#### [Apply what you read]
1 > Name every author of the working paper on peer-to-peer diffusion of rice cultivation practices in Bangladesh.
2 > Extend the working paper on peer-to-peer diffusion of rice cultivation practices in Bangladesh, beginning after its final sentence.

Text provided below:

Mobilizing P2P Diffusion for New Agricultural Practices: Experimental Evidence from Bangladesh

HKUST IEMS Working Papers No. 2021-78


Marcel Fafchamps, Asad Islam, Abdul Malek and Debayan Pakrashi

We run a randomized controlled experiment in which farmers trained on a new rice cultivation method teach two other farmers selected by us. We find that the intervention increases yields and farm profits among treated farmers. Teacher-trainees are effective at spreading knowledge and inducing adoption relative to just training. Incentivizing teacher- trainees improves knowledge transmission but not adoption. Matching teacher-trainees with farmers who list them as role models does not improve knowledge transmission and may hurt adoption. Using mediation analysis, we find that the knowledge of the teacher-trainee is correlated with that of their students, consistent with knowledge transmission. We also find that SRI knowledge predicts adoption of some SRI practices, and that adoption by teacher-trainees predicts adoption by their students, suggesting that students follow the example of their teacher. With cost-benefit estimates of social returns in excess of 100%, explicitly mobilizing peer-to-peer (P2P) transmission of knowledge seems a cost-effective way of inducing the adoption of new profitable agricultural practices.

End of Text provided.
Records provided below:

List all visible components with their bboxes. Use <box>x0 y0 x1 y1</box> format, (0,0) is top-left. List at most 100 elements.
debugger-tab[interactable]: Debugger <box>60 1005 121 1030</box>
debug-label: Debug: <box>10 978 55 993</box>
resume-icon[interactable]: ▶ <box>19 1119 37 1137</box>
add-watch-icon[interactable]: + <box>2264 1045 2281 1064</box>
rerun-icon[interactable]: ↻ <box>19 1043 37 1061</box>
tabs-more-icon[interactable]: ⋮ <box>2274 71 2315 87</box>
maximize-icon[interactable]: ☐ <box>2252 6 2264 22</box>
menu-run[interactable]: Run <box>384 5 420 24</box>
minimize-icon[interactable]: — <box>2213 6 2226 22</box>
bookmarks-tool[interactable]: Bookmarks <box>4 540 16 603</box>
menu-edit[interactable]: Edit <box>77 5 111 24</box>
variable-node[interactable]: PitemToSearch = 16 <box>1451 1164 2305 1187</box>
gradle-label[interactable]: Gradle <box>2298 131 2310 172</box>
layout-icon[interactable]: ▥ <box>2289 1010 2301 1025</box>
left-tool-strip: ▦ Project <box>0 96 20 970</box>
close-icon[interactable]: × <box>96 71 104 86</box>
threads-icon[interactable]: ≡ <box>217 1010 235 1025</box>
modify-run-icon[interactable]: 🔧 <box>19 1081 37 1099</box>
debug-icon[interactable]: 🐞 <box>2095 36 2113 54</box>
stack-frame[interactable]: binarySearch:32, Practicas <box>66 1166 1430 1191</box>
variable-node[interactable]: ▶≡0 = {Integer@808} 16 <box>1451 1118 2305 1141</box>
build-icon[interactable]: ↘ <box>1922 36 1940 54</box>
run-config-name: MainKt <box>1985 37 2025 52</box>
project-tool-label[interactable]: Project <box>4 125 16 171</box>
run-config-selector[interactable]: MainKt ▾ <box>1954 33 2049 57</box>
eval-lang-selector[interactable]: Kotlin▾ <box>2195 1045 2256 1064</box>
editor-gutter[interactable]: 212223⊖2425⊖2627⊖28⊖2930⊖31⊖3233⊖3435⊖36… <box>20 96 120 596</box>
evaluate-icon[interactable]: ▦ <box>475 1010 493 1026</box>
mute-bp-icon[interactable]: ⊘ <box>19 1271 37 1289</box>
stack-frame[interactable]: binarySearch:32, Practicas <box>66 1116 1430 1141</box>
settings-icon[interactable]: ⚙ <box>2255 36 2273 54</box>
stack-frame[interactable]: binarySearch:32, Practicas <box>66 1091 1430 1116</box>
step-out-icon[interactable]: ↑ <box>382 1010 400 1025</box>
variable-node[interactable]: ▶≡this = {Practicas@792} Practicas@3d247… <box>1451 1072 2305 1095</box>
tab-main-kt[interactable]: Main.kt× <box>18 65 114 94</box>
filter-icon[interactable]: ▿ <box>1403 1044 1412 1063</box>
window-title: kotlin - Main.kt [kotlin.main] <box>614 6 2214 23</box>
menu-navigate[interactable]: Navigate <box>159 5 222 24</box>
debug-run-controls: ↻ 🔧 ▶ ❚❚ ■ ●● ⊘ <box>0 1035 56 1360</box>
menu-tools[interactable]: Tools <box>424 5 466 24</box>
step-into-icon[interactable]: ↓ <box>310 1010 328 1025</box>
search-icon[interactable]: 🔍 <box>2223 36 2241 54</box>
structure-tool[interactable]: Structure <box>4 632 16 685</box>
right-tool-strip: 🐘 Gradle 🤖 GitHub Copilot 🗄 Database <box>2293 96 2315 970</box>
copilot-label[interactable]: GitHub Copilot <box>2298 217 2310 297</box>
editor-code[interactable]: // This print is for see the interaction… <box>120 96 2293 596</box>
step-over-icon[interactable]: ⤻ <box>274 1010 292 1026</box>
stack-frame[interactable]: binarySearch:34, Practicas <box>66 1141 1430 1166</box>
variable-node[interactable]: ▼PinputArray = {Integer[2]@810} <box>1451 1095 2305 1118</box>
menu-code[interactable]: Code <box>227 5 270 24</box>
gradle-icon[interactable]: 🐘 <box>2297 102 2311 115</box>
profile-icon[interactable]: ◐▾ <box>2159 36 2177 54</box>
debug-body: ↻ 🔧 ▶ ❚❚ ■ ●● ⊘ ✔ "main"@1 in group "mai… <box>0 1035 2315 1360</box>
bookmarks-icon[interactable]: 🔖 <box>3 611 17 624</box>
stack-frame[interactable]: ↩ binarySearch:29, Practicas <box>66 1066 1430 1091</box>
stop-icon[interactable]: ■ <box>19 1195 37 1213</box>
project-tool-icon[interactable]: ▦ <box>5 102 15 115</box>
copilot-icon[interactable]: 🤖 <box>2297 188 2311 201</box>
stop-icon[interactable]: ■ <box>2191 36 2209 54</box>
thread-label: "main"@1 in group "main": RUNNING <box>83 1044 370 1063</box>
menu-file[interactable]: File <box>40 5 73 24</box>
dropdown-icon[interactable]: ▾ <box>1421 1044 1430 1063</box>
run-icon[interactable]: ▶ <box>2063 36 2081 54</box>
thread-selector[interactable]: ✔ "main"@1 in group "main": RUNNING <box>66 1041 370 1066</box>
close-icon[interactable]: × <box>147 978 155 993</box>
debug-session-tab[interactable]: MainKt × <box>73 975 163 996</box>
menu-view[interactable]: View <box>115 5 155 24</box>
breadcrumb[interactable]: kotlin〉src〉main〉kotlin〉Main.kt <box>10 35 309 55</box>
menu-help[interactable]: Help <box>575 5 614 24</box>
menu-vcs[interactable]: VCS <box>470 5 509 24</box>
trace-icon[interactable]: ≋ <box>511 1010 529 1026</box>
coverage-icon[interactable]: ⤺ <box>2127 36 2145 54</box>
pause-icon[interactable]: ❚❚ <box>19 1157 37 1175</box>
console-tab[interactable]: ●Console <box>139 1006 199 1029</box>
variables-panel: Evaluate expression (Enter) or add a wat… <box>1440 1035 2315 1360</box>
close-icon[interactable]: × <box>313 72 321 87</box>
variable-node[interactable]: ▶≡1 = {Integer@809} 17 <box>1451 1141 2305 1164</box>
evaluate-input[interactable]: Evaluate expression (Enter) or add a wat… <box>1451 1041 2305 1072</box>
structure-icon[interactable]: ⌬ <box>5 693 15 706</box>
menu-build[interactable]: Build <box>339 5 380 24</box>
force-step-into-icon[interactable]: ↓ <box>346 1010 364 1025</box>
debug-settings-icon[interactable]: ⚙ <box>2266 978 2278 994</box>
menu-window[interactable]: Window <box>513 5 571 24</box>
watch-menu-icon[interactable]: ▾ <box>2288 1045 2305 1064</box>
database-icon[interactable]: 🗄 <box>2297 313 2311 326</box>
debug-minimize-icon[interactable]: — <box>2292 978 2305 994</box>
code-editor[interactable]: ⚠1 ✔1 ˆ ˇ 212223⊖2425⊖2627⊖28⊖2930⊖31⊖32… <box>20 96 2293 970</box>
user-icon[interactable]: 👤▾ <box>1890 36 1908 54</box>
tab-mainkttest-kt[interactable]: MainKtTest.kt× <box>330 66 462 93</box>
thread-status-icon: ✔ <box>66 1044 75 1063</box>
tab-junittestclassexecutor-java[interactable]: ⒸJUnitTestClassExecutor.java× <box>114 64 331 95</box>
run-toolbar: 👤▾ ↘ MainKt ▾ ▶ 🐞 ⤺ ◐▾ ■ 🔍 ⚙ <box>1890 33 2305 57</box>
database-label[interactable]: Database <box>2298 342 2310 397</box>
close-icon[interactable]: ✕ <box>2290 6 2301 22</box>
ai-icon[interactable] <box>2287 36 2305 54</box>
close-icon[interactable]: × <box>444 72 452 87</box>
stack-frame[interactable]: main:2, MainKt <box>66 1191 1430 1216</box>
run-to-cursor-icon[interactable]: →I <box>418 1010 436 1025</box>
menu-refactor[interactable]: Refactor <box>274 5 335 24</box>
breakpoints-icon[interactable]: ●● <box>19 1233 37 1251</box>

End of Records provided.

#### [Responses]
1 > Marcel Fafchamps, Asad Islam, Abdul Malek and Debayan Pakrashi

2 >
This version is updated on 27 January 2021 (Hong Kong time). 

About the authors

Marcel Fafchamps is a senior fellow at Freeman Spogli Institute for International Studies, Stanford University.

Asad Islam is the Director of the Centre for Development Economics and Sustainability (CDES) and Professor at Monash University.

Abdul Malek is an Associate Professor teaching Development Economics and South/Southeast Asian Studies at the University of Tsukuba.

Debayan Pakrashi is an Associate Professor of Economics at the Indian Institute of Technology (IIT) Kanpur.